(Data entries)
******

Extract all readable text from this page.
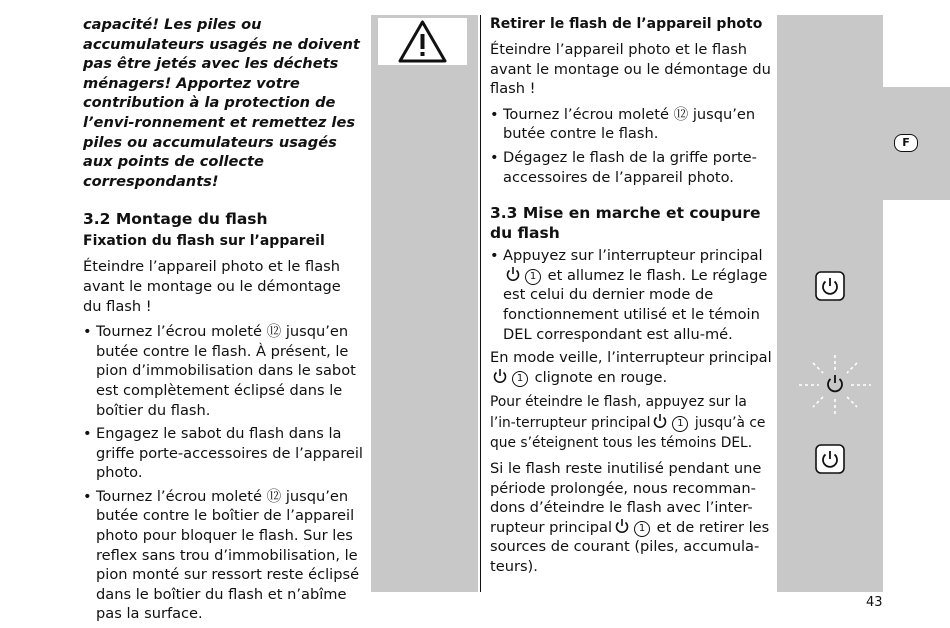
F

capacité! Les piles ou accumulateurs usagés ne doivent pas être jetés avec les déchets ménagers! Apportez votre contribution à la protection de l’envi-ronnement et remettez les piles ou accumulateurs usagés aux points de collecte correspondants!

3.2 Montage du flash
Fixation du flash sur l’appareil

Éteindre l’appareil photo et le flash avant le montage ou le démontage du flash !

• Tournez l’écrou moleté ⑫ jusqu’en butée contre le flash. À présent, le pion d’immobilisation dans le sabot est complètement éclipsé dans le boîtier du flash.
• Engagez le sabot du flash dans la griffe porte-accessoires de l’appareil photo.
• Tournez l’écrou moleté ⑫ jusqu’en butée contre le boîtier de l’appareil photo pour bloquer le flash. Sur les reflex sans trou d’immobilisation, le pion monté sur ressort reste éclipsé dans le boîtier du flash et n’abîme pas la surface.
Retirer le flash de l’appareil photo

Éteindre l’appareil photo et le flash avant le montage ou le démontage du flash !

• Tournez l’écrou moleté ⑫ jusqu’en butée contre le flash.
• Dégagez le flash de la griffe porte-accessoires de l’appareil photo.
3.3 Mise en marche et coupure du flash
• Appuyez sur l’interrupteur principal1 et allumez le flash. Le réglage est celui du dernier mode de fonctionnement utilisé et le témoin DEL correspondant est allu-mé.

En mode veille, l’interrupteur principal1 clignote en rouge.

Pour éteindre le flash, appuyez sur la l’in-terrupteur principal	1 jusqu’à ce que s’éteignent tous les témoins DEL.

Si le flash reste inutilisé pendant une période prolongée, nous recomman-dons d’éteindre le flash avec l’inter-rupteur principal	1 et de retirer les sources de courant (piles, accumula-teurs).

43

******

**WHAT THIS TASK INVOLVES:** Single out each line of the records above with the string "immobilisation" in it, and copy it.

**RESULT BELOW:**
• Tournez l’écrou moleté ⑫ jusqu’en butée contre le flash. À présent, le pion d’immobilisation dans le sabot est complètement éclipsé dans le boîtier du flash.
• Tournez l’écrou moleté ⑫ jusqu’en butée contre le boîtier de l’appareil photo pour bloquer le flash. Sur les reflex sans trou d’immobilisation, le pion monté sur ressort reste éclipsé dans le boîtier du flash et n’abîme pas la surface.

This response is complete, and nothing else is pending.